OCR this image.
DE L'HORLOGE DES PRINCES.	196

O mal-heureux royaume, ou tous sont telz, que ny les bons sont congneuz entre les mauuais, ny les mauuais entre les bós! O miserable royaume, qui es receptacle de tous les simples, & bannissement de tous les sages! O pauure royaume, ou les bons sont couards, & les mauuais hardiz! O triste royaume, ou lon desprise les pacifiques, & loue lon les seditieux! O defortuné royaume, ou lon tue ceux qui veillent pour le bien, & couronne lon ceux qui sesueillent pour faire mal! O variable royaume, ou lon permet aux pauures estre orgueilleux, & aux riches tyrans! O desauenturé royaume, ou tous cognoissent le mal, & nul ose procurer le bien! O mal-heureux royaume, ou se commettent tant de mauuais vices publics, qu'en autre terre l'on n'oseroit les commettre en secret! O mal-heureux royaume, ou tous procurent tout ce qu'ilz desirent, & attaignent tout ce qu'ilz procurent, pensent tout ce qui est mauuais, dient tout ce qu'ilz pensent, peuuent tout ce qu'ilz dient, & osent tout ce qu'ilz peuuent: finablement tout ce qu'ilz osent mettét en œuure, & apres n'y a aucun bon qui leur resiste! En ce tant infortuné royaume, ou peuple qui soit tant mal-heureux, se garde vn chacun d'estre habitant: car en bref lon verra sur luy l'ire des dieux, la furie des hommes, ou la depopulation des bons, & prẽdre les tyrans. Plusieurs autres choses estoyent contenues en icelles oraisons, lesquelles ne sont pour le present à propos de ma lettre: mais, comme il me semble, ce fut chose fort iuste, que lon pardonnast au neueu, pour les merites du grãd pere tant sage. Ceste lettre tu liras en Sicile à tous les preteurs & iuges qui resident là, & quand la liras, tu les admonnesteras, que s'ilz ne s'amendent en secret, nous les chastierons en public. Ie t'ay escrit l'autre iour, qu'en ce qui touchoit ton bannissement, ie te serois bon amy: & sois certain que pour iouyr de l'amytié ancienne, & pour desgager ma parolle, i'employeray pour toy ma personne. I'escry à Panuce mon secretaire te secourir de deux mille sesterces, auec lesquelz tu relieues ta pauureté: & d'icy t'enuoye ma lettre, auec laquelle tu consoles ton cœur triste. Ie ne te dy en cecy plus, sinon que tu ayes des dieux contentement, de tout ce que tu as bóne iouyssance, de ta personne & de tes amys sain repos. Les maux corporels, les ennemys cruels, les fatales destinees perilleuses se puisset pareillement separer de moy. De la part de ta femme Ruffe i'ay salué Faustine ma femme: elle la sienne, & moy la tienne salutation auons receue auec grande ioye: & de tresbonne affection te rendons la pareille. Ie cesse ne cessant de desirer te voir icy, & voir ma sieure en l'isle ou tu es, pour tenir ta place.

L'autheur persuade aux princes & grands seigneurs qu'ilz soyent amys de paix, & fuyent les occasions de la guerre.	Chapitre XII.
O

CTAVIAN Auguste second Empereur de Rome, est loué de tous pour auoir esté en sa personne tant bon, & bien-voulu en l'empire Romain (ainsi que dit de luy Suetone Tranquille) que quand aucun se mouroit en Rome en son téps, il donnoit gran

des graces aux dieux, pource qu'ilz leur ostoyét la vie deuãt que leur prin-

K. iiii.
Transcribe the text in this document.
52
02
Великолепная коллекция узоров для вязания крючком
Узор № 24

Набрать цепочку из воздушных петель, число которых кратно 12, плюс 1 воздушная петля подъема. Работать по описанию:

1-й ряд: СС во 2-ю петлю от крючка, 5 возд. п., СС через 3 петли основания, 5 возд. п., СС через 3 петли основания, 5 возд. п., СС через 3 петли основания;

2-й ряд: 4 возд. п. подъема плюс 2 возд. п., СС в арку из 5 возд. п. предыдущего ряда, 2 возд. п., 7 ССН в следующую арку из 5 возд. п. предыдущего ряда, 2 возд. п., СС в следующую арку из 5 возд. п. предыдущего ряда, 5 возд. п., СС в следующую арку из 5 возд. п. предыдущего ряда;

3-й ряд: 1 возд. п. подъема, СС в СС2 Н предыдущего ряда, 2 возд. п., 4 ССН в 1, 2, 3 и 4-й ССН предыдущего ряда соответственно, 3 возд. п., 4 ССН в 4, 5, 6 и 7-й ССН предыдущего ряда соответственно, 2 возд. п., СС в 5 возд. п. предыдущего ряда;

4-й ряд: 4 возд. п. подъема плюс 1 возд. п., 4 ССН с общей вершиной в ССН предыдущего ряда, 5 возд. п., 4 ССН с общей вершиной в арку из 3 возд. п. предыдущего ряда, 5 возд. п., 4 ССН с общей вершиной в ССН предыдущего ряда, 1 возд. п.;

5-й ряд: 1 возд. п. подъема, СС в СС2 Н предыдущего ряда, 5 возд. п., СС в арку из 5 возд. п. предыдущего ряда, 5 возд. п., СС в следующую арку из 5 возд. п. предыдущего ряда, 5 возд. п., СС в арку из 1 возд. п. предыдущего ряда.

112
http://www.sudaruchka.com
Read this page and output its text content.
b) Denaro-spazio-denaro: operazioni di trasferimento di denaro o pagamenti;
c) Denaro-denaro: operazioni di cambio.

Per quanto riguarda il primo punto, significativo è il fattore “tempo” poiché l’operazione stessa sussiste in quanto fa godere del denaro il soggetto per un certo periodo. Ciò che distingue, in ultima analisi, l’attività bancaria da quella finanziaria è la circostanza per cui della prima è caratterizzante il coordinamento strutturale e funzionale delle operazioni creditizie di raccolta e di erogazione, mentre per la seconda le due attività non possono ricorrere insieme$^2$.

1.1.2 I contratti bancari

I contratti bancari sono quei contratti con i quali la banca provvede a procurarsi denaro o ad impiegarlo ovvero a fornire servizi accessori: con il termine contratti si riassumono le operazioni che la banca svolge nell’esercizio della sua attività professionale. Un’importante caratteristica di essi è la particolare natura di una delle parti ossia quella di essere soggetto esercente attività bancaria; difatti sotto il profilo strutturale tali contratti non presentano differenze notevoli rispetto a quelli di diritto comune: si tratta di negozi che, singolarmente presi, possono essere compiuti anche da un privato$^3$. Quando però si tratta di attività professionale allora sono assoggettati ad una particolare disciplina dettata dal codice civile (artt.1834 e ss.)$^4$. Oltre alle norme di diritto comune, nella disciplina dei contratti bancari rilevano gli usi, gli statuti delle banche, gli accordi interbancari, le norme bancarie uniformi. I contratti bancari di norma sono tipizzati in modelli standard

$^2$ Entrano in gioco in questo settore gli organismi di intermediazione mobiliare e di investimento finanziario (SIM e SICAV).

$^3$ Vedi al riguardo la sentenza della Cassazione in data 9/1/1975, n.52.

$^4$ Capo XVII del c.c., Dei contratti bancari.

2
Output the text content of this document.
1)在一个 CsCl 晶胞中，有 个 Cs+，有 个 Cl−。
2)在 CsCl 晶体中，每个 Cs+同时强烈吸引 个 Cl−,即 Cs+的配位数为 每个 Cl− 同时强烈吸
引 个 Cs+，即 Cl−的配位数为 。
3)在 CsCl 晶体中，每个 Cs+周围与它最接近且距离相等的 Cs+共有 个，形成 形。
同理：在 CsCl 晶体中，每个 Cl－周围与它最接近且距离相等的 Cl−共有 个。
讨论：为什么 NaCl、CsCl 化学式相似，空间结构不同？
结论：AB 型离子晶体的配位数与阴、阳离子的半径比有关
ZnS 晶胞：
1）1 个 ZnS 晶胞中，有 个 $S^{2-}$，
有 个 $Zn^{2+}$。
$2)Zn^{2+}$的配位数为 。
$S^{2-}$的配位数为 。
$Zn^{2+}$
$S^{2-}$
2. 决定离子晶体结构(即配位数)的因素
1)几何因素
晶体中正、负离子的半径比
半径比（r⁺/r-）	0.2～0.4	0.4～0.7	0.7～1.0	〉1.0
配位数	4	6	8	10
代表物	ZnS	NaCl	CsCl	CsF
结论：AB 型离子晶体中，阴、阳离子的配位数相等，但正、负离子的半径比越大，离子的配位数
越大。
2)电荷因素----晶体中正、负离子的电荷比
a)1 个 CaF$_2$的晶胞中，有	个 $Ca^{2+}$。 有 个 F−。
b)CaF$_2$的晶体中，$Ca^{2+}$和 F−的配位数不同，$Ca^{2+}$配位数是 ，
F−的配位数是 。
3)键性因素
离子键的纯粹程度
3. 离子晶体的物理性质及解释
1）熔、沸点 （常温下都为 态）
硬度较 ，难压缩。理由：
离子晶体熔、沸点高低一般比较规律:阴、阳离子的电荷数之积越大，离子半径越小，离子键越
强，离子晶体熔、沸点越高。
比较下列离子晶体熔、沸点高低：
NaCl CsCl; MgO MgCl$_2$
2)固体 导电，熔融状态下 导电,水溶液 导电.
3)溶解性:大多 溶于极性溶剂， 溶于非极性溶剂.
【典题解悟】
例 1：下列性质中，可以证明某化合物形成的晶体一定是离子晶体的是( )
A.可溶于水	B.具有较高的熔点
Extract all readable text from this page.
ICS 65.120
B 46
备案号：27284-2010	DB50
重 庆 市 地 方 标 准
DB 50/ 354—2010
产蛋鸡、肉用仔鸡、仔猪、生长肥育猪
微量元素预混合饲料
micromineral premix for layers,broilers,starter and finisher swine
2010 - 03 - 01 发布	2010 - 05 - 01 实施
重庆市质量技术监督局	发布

· · · · · · ·

Repeat, without change, each line of the data above from the one that contains "Output the text content of this document." through the final line, counting both.

Output the text content of this document.
1)在一个 CsCl 晶胞中，有 个 Cs+，有 个 Cl−。
2)在 CsCl 晶体中，每个 Cs+同时强烈吸引 个 Cl−,即 Cs+的配位数为 每个 Cl− 同时强烈吸
引 个 Cs+，即 Cl−的配位数为 。
3)在 CsCl 晶体中，每个 Cs+周围与它最接近且距离相等的 Cs+共有 个，形成 形。
同理：在 CsCl 晶体中，每个 Cl－周围与它最接近且距离相等的 Cl−共有 个。
讨论：为什么 NaCl、CsCl 化学式相似，空间结构不同？
结论：AB 型离子晶体的配位数与阴、阳离子的半径比有关
ZnS 晶胞：
1）1 个 ZnS 晶胞中，有 个 $S^{2-}$，
有 个 $Zn^{2+}$。
$2)Zn^{2+}$的配位数为 。
$S^{2-}$的配位数为 。
$Zn^{2+}$
$S^{2-}$
2. 决定离子晶体结构(即配位数)的因素
1)几何因素
晶体中正、负离子的半径比
半径比（r⁺/r-）	0.2～0.4	0.4～0.7	0.7～1.0	〉1.0
配位数	4	6	8	10
代表物	ZnS	NaCl	CsCl	CsF
结论：AB 型离子晶体中，阴、阳离子的配位数相等，但正、负离子的半径比越大，离子的配位数
越大。
2)电荷因素----晶体中正、负离子的电荷比
a)1 个 CaF$_2$的晶胞中，有	个 $Ca^{2+}$。 有 个 F−。
b)CaF$_2$的晶体中，$Ca^{2+}$和 F−的配位数不同，$Ca^{2+}$配位数是 ，
F−的配位数是 。
3)键性因素
离子键的纯粹程度
3. 离子晶体的物理性质及解释
1）熔、沸点 （常温下都为 态）
硬度较 ，难压缩。理由：
离子晶体熔、沸点高低一般比较规律:阴、阳离子的电荷数之积越大，离子半径越小，离子键越
强，离子晶体熔、沸点越高。
比较下列离子晶体熔、沸点高低：
NaCl CsCl; MgO MgCl$_2$
2)固体 导电，熔融状态下 导电,水溶液 导电.
3)溶解性:大多 溶于极性溶剂， 溶于非极性溶剂.
【典题解悟】
例 1：下列性质中，可以证明某化合物形成的晶体一定是离子晶体的是( )
A.可溶于水	B.具有较高的熔点
Extract all readable text from this page.
ICS 65.120
B 46
备案号：27284-2010	DB50
重 庆 市 地 方 标 准
DB 50/ 354—2010
产蛋鸡、肉用仔鸡、仔猪、生长肥育猪
微量元素预混合饲料
micromineral premix for layers,broilers,starter and finisher swine
2010 - 03 - 01 发布	2010 - 05 - 01 实施
重庆市质量技术监督局	发布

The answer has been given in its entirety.